— Tasks to complete —
1/ In the question about transforming points between planes, what must stay the same when points on the first plane are mapped to the second plane?
2/ In the question about transforming points between planes, which coefficients appear in the equation of the second plane, $\Pi_2$?
3/ Can you repeat the part of the plane transformation question that begins at the words "I have a plane" and stops after the words "compute the transformation?"?

— Passage given —
---------------
[Math] How to transform points from a plane to a different plane

Question

I have a plane $\Pi_1$ expressed as $ax+by+cy+d=0$ and a different plane $\Pi_2$ expressed as $ex+fy+gz+h=0$.

I am looking for a transformation which rigidly brings points lying on $\Pi_1$ to points lying on $\Pi_2$, i.e. the 2D distance between any two given points on $\Pi_1$ must remain the same when the points are mapped to $\Pi_2$.

I know that a point $P_1=(x_1,y_1,z_1)$, which is lying on $\Pi_1$, is mapped by the transformation to $P_2=(x_2,y_2,z_2)$ which lies on $\Pi_2$, is this enough to compute the transformation?
---------------
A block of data
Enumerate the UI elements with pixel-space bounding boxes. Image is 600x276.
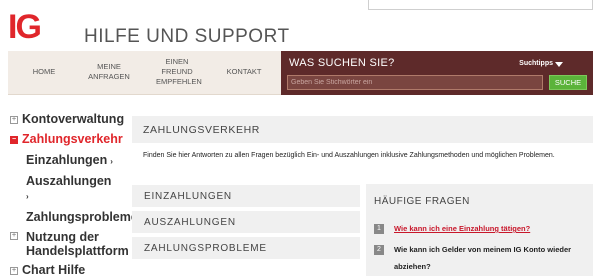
search-title: WAS SUCHEN SIE?	[289, 57, 395, 69]
expand-icon: +	[10, 267, 18, 275]
sidebar-item-label: Kontoverwaltung	[22, 112, 125, 126]
collapse-icon: −	[10, 136, 18, 144]
caret-down-icon[interactable]	[555, 62, 563, 67]
tab-einzahlungen[interactable]: EINZAHLUNGEN	[132, 185, 360, 207]
tab-auszahlungen[interactable]: AUSZAHLUNGEN	[132, 211, 360, 233]
sidebar-item-zahlungsverkehr[interactable]: − Zahlungsverkehr	[10, 132, 123, 146]
faq-title: HÄUFIGE FRAGEN	[374, 196, 470, 207]
expand-icon: +	[10, 232, 18, 240]
faq-question[interactable]: Wie kann ich Gelder von meinem IG Konto …	[394, 241, 584, 275]
sidebar-item-label: Nutzung der Handelsplattform	[26, 230, 129, 258]
search-input[interactable]	[287, 75, 543, 90]
page-title: ZAHLUNGSVERKEHR	[143, 124, 260, 136]
nav-home[interactable]: HOME	[22, 67, 66, 77]
sidebar-item-handelsplattform[interactable]: + Nutzung der Handelsplattform	[10, 230, 136, 258]
search-button[interactable]: SUCHE	[549, 75, 587, 90]
faq-link[interactable]: Wie kann ich eine Einzahlung tätigen?	[394, 220, 584, 237]
sidebar-item-label: Auszahlungen	[26, 174, 112, 188]
arrow-right-icon: ›	[26, 192, 29, 201]
ig-logo[interactable]: IG	[8, 8, 56, 42]
sidebar-item-label: Zahlungsprobleme	[26, 210, 138, 224]
sidebar-item-auszahlungen[interactable]: Auszahlungen ›	[26, 174, 126, 204]
search-box: WAS SUCHEN SIE? Suchtipps SUCHE	[281, 51, 593, 95]
faq-number-badge: 2	[374, 245, 384, 255]
site-title: HILFE UND SUPPORT	[84, 26, 290, 47]
sidebar-item-label: Zahlungsverkehr	[22, 132, 123, 146]
top-utility-box	[368, 0, 593, 10]
search-tips-toggle[interactable]: Suchtipps	[519, 60, 553, 67]
section-header: ZAHLUNGSVERKEHR	[132, 116, 593, 143]
expand-icon: +	[10, 116, 18, 124]
sidebar-item-chart-hilfe[interactable]: + Chart Hilfe	[10, 263, 85, 276]
nav-my-requests[interactable]: MEINE ANFRAGEN	[88, 62, 130, 82]
sidebar-item-label: Einzahlungen	[26, 153, 108, 167]
sidebar-item-einzahlungen[interactable]: Einzahlungen ›	[26, 153, 113, 169]
sidebar-item-zahlungsprobleme[interactable]: Zahlungsprobleme›	[26, 210, 144, 226]
arrow-right-icon: ›	[110, 157, 113, 166]
logo-text: IG	[8, 8, 40, 42]
section-intro: Finden Sie hier Antworten zu allen Frage…	[143, 152, 555, 159]
sidebar-item-kontoverwaltung[interactable]: + Kontoverwaltung	[10, 112, 124, 126]
main-nav: HOME MEINE ANFRAGEN EINEN FREUND EMPFEHL…	[8, 51, 281, 95]
nav-contact[interactable]: KONTAKT	[218, 67, 270, 77]
faq-panel: HÄUFIGE FRAGEN 1 Wie kann ich eine Einza…	[366, 184, 593, 276]
tab-zahlungsprobleme[interactable]: ZAHLUNGSPROBLEME	[132, 237, 360, 259]
nav-refer-friend[interactable]: EINEN FREUND EMPFEHLEN	[156, 57, 202, 87]
sidebar-item-label: Chart Hilfe	[22, 263, 86, 276]
faq-number-badge: 1	[374, 224, 384, 234]
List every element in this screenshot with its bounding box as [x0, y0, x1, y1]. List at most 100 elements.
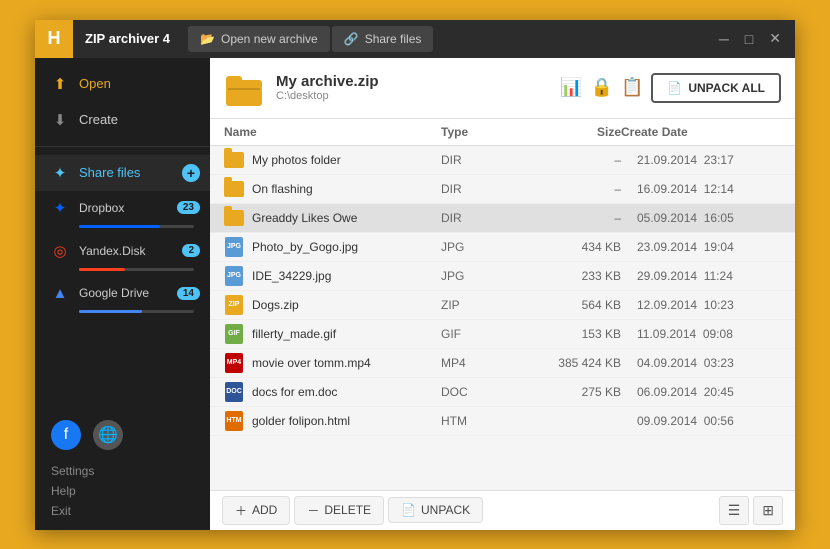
table-row[interactable]: MP4 movie over tomm.mp4 MP4 385 424 KB 0… — [210, 349, 795, 378]
exit-link[interactable]: Exit — [51, 504, 194, 518]
file-list: My photos folder DIR – 21.09.2014 23:17 … — [210, 146, 795, 490]
col-name-header: Name — [224, 125, 441, 139]
file-date: 11.09.2014 09:08 — [621, 327, 781, 341]
stats-icon[interactable]: 📊 — [560, 77, 582, 98]
list-view-button[interactable]: ☰ — [719, 496, 750, 525]
table-row[interactable]: ZIP Dogs.zip ZIP 564 KB 12.09.2014 10:23 — [210, 291, 795, 320]
google-progress-bar — [79, 310, 142, 313]
file-size: 564 KB — [521, 298, 621, 312]
sidebar: ⬆ Open ⬇ Create ✦ Share files + ✦ Dropbo… — [35, 58, 210, 530]
help-link[interactable]: Help — [51, 484, 194, 498]
file-icon-container: DOC — [224, 383, 244, 401]
sidebar-item-open[interactable]: ⬆ Open — [35, 66, 210, 102]
add-button[interactable]: ＋ ADD — [222, 496, 290, 525]
app-logo: H — [35, 20, 73, 58]
open-archive-button[interactable]: 📂 Open new archive — [188, 26, 330, 52]
file-name: Greaddy Likes Owe — [252, 211, 357, 225]
file-size: 434 KB — [521, 240, 621, 254]
yandex-progress — [79, 268, 194, 271]
dropbox-progress-bar — [79, 225, 160, 228]
table-row[interactable]: GIF fillerty_made.gif GIF 153 KB 11.09.2… — [210, 320, 795, 349]
archive-header: My archive.zip C:\desktop 📊 🔒 📋 📄 UNPACK… — [210, 58, 795, 119]
table-row[interactable]: JPG Photo_by_Gogo.jpg JPG 434 KB 23.09.2… — [210, 233, 795, 262]
delete-button[interactable]: － DELETE — [294, 496, 384, 525]
mp4-file-icon: MP4 — [225, 353, 243, 373]
facebook-icon[interactable]: f — [51, 420, 81, 450]
table-row[interactable]: My photos folder DIR – 21.09.2014 23:17 — [210, 146, 795, 175]
table-row[interactable]: DOC docs for em.doc DOC 275 KB 06.09.201… — [210, 378, 795, 407]
col-date-header: Create Date — [621, 125, 781, 139]
file-name-cell: My photos folder — [224, 151, 441, 169]
file-size: 153 KB — [521, 327, 621, 341]
file-name: On flashing — [252, 182, 313, 196]
settings-link[interactable]: Settings — [51, 464, 194, 478]
file-name: movie over tomm.mp4 — [252, 356, 371, 370]
dropbox-progress — [79, 225, 194, 228]
unpack-button[interactable]: 📄 UNPACK — [388, 497, 483, 523]
sidebar-item-yandex[interactable]: ◎ Yandex.Disk 2 — [35, 234, 210, 268]
link-icon: 🔗 — [344, 32, 359, 46]
yandex-progress-bar — [79, 268, 125, 271]
file-name-cell: JPG Photo_by_Gogo.jpg — [224, 238, 441, 256]
info-icon[interactable]: 📋 — [621, 77, 643, 98]
file-icon-container: HTM — [224, 412, 244, 430]
file-name-cell: JPG IDE_34229.jpg — [224, 267, 441, 285]
share-files-button[interactable]: 🔗 Share files — [332, 26, 434, 52]
google-icon: ▲ — [51, 285, 69, 302]
zip-file-icon: ZIP — [225, 295, 243, 315]
unpack-icon: 📄 — [667, 81, 682, 95]
share-icon: ✦ — [51, 164, 69, 182]
file-type: HTM — [441, 414, 521, 428]
folder-dir-icon — [224, 181, 244, 197]
file-type: MP4 — [441, 356, 521, 370]
col-size-header: Size — [521, 125, 621, 139]
file-name: golder folipon.html — [252, 414, 350, 428]
table-row[interactable]: HTM golder folipon.html HTM 09.09.2014 0… — [210, 407, 795, 436]
web-icon[interactable]: 🌐 — [93, 420, 123, 450]
file-date: 16.09.2014 12:14 — [621, 182, 781, 196]
sidebar-item-google[interactable]: ▲ Google Drive 14 — [35, 277, 210, 310]
sidebar-item-create[interactable]: ⬇ Create — [35, 102, 210, 138]
file-size: – — [521, 153, 621, 167]
title-bar: H ZIP archiver 4 📂 Open new archive 🔗 Sh… — [35, 20, 795, 58]
file-name-cell: MP4 movie over tomm.mp4 — [224, 354, 441, 372]
file-date: 06.09.2014 20:45 — [621, 385, 781, 399]
close-button[interactable]: ✕ — [765, 28, 785, 49]
title-bar-actions: 📂 Open new archive 🔗 Share files — [182, 26, 439, 52]
file-icon-container — [224, 209, 244, 227]
window-controls: ─ □ ✕ — [705, 28, 795, 49]
file-type: DIR — [441, 211, 521, 225]
file-name-cell: Greaddy Likes Owe — [224, 209, 441, 227]
file-date: 09.09.2014 00:56 — [621, 414, 781, 428]
folder-dir-icon — [224, 210, 244, 226]
minimize-button[interactable]: ─ — [715, 29, 733, 49]
dropbox-badge: 23 — [177, 201, 200, 214]
maximize-button[interactable]: □ — [741, 29, 757, 49]
lock-icon[interactable]: 🔒 — [591, 77, 613, 98]
col-type-header: Type — [441, 125, 521, 139]
file-name: IDE_34229.jpg — [252, 269, 331, 283]
file-date: 29.09.2014 11:24 — [621, 269, 781, 283]
sidebar-item-share[interactable]: ✦ Share files + — [35, 155, 210, 191]
file-name-cell: HTM golder folipon.html — [224, 412, 441, 430]
jpg-file-icon: JPG — [225, 266, 243, 286]
file-type: ZIP — [441, 298, 521, 312]
archive-info: My archive.zip C:\desktop — [276, 73, 548, 102]
sidebar-item-dropbox[interactable]: ✦ Dropbox 23 — [35, 191, 210, 225]
file-type: JPG — [441, 269, 521, 283]
yandex-icon: ◎ — [51, 242, 69, 260]
unpack-all-button[interactable]: 📄 UNPACK ALL — [651, 73, 781, 103]
file-name: My photos folder — [252, 153, 341, 167]
table-row[interactable]: On flashing DIR – 16.09.2014 12:14 — [210, 175, 795, 204]
google-progress — [79, 310, 194, 313]
file-icon-container: JPG — [224, 267, 244, 285]
sidebar-bottom: f 🌐 Settings Help Exit — [35, 408, 210, 530]
table-row[interactable]: Greaddy Likes Owe DIR – 05.09.2014 16:05 — [210, 204, 795, 233]
file-type: DIR — [441, 153, 521, 167]
social-icons: f 🌐 — [51, 420, 194, 450]
table-row[interactable]: JPG IDE_34229.jpg JPG 233 KB 29.09.2014 … — [210, 262, 795, 291]
grid-view-button[interactable]: ⊞ — [753, 496, 783, 525]
app-window: H ZIP archiver 4 📂 Open new archive 🔗 Sh… — [35, 20, 795, 530]
file-type: DIR — [441, 182, 521, 196]
file-date: 23.09.2014 19:04 — [621, 240, 781, 254]
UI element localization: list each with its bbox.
---------------
— Solutions to the tasks —
1/ The 2D distance between any two given points on the first plane must remain the same after they are mapped to the second plane.

2/ e, f, g, h

3/
I have a plane $\Pi_1$ expressed as $ax+by+cy+d=0$ and a different plane $\Pi_2$ expressed as $ex+fy+gz+h=0$.

I am looking for a transformation which rigidly brings points lying on $\Pi_1$ to points lying on $\Pi_2$, i.e. the 2D distance between any two given points on $\Pi_1$ must remain the same when the points are mapped to $\Pi_2$.

I know that a point $P_1=(x_1,y_1,z_1)$, which is lying on $\Pi_1$, is mapped by the transformation to $P_2=(x_2,y_2,z_2)$ which lies on $\Pi_2$, is this enough to compute the transformation?